[Data items]
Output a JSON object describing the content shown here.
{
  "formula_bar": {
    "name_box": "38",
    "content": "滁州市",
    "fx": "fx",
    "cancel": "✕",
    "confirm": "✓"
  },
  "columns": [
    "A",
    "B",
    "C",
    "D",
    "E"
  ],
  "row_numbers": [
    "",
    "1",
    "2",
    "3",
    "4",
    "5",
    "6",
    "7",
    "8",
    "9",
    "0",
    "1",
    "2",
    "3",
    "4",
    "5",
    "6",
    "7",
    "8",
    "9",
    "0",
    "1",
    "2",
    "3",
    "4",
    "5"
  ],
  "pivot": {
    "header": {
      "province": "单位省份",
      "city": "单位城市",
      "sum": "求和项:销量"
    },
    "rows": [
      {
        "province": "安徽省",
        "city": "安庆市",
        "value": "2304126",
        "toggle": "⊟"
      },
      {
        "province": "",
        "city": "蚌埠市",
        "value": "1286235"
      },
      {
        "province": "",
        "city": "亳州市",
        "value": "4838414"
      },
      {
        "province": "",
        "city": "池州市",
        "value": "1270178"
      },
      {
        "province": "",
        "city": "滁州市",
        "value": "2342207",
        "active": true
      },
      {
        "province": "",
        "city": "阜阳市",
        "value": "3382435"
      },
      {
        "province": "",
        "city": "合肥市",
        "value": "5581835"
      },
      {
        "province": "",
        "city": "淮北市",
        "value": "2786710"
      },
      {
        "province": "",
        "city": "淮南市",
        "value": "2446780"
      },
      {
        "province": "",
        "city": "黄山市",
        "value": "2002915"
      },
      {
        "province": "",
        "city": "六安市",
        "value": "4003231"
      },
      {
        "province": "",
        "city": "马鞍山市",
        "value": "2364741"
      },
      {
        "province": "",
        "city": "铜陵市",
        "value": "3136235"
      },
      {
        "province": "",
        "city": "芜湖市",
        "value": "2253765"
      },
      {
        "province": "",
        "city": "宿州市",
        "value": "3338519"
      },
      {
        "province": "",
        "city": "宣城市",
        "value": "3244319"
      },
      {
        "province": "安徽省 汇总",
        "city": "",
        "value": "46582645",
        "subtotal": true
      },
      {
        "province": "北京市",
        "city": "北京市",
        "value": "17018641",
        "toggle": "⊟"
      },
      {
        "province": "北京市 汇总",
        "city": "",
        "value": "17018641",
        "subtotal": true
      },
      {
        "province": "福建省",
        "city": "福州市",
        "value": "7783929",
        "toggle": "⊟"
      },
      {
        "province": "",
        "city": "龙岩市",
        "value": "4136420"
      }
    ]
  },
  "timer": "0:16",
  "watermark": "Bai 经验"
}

◆ **Work to be completed**
Every record shown above should be written out again exactly.

◆ **Output of the task**
Output a JSON object describing the content shown here.
{
  "formula_bar": {
    "name_box": "38",
    "content": "滁州市",
    "fx": "fx",
    "cancel": "✕",
    "confirm": "✓"
  },
  "columns": [
    "A",
    "B",
    "C",
    "D",
    "E"
  ],
  "row_numbers": [
    "",
    "1",
    "2",
    "3",
    "4",
    "5",
    "6",
    "7",
    "8",
    "9",
    "0",
    "1",
    "2",
    "3",
    "4",
    "5",
    "6",
    "7",
    "8",
    "9",
    "0",
    "1",
    "2",
    "3",
    "4",
    "5"
  ],
  "pivot": {
    "header": {
      "province": "单位省份",
      "city": "单位城市",
      "sum": "求和项:销量"
    },
    "rows": [
      {
        "province": "安徽省",
        "city": "安庆市",
        "value": "2304126",
        "toggle": "⊟"
      },
      {
        "province": "",
        "city": "蚌埠市",
        "value": "1286235"
      },
      {
        "province": "",
        "city": "亳州市",
        "value": "4838414"
      },
      {
        "province": "",
        "city": "池州市",
        "value": "1270178"
      },
      {
        "province": "",
        "city": "滁州市",
        "value": "2342207",
        "active": true
      },
      {
        "province": "",
        "city": "阜阳市",
        "value": "3382435"
      },
      {
        "province": "",
        "city": "合肥市",
        "value": "5581835"
      },
      {
        "province": "",
        "city": "淮北市",
        "value": "2786710"
      },
      {
        "province": "",
        "city": "淮南市",
        "value": "2446780"
      },
      {
        "province": "",
        "city": "黄山市",
        "value": "2002915"
      },
      {
        "province": "",
        "city": "六安市",
        "value": "4003231"
      },
      {
        "province": "",
        "city": "马鞍山市",
        "value": "2364741"
      },
      {
        "province": "",
        "city": "铜陵市",
        "value": "3136235"
      },
      {
        "province": "",
        "city": "芜湖市",
        "value": "2253765"
      },
      {
        "province": "",
        "city": "宿州市",
        "value": "3338519"
      },
      {
        "province": "",
        "city": "宣城市",
        "value": "3244319"
      },
      {
        "province": "安徽省 汇总",
        "city": "",
        "value": "46582645",
        "subtotal": true
      },
      {
        "province": "北京市",
        "city": "北京市",
        "value": "17018641",
        "toggle": "⊟"
      },
      {
        "province": "北京市 汇总",
        "city": "",
        "value": "17018641",
        "subtotal": true
      },
      {
        "province": "福建省",
        "city": "福州市",
        "value": "7783929",
        "toggle": "⊟"
      },
      {
        "province": "",
        "city": "龙岩市",
        "value": "4136420"
      }
    ]
  },
  "timer": "0:16",
  "watermark": "Bai 经验"
}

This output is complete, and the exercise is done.